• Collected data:
####################
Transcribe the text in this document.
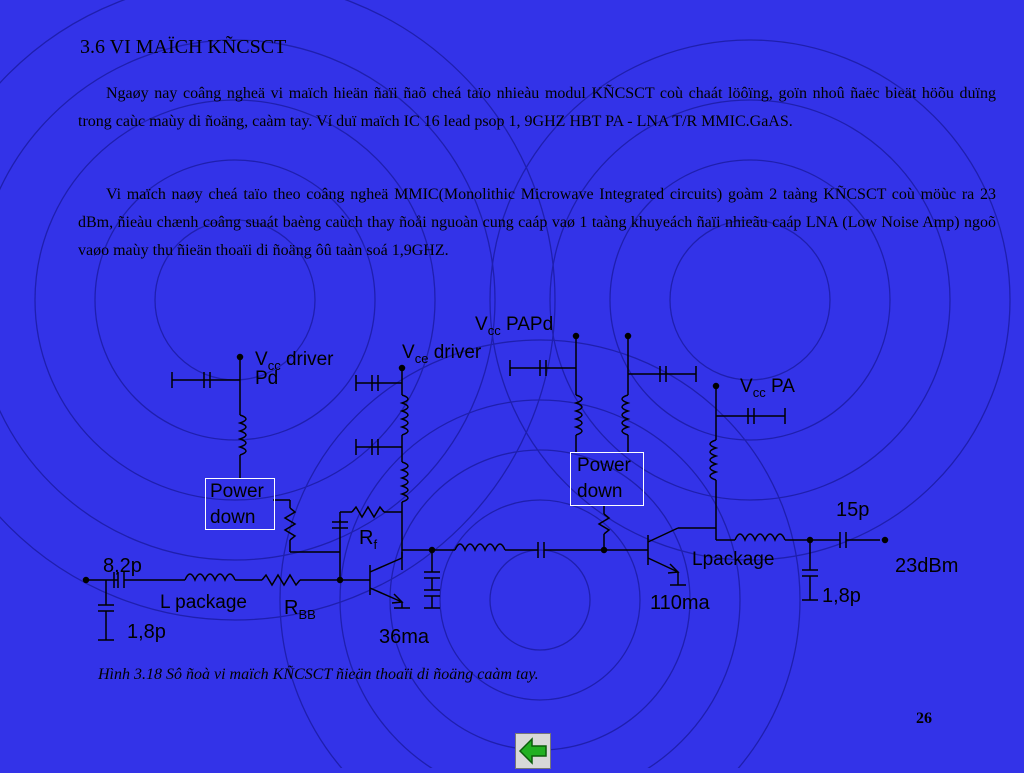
3.6 VI MAÏCH KÑCSCT

Ngaøy nay coâng ngheä vi maïch hieän ñaïi ñaõ cheá taïo nhieàu modul KÑCSCT coù chaát löôïng, goïn nhoû ñaëc bieät höõu duïng trong caùc maùy di ñoäng, caàm tay. Ví duï maïch IC 16 lead psop 1, 9GHZ HBT PA - LNA T/R MMIC.GaAS.

Vi maïch naøy cheá taïo theo coâng ngheä MMIC(Monolithic Microwave Integrated circuits) goàm 2 taàng KÑCSCT coù möùc ra 23 dBm, ñieàu chænh coâng suaát baèng caùch thay ñoåi nguoàn cung caáp vaø 1 taàng khuyeách ñaïi nhieãu caáp LNA (Low Noise Amp) ngoõ vaøo maùy thu ñieän thoaïi di ñoäng ôû taàn soá 1,9GHZ.

$V_{cc}$ driver
Pd
$V_{ce}$ driver
$V_{cc}$ PAPd
$V_{cc}$ PA
Power
down
Power
down
$R_f$
$R_{BB}$
8,2p
L package
1,8p	36ma
110ma
Lpackage
15p
1,8p
23dBm
Hình 3.18 Sô ñoà vi maïch KÑCSCT ñieän thoaïi di ñoäng caàm tay.
26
####################
• Task goal: Omit the pictures and give the material again, exactly and in full.

• Written answer:
Transcribe the text in this document.
3.6 VI MAÏCH KÑCSCT

Ngaøy nay coâng ngheä vi maïch hieän ñaïi ñaõ cheá taïo nhieàu modul KÑCSCT coù chaát löôïng, goïn nhoû ñaëc bieät höõu duïng trong caùc maùy di ñoäng, caàm tay. Ví duï maïch IC 16 lead psop 1, 9GHZ HBT PA - LNA T/R MMIC.GaAS.

Vi maïch naøy cheá taïo theo coâng ngheä MMIC(Monolithic Microwave Integrated circuits) goàm 2 taàng KÑCSCT coù möùc ra 23 dBm, ñieàu chænh coâng suaát baèng caùch thay ñoåi nguoàn cung caáp vaø 1 taàng khuyeách ñaïi nhieãu caáp LNA (Low Noise Amp) ngoõ vaøo maùy thu ñieän thoaïi di ñoäng ôû taàn soá 1,9GHZ.

$V_{cc}$ driver
Pd
$V_{ce}$ driver
$V_{cc}$ PAPd
$V_{cc}$ PA
Power
down
Power
down
$R_f$
$R_{BB}$
8,2p
L package
1,8p	36ma
110ma
Lpackage
15p
1,8p
23dBm
Hình 3.18 Sô ñoà vi maïch KÑCSCT ñieän thoaïi di ñoäng caàm tay.
26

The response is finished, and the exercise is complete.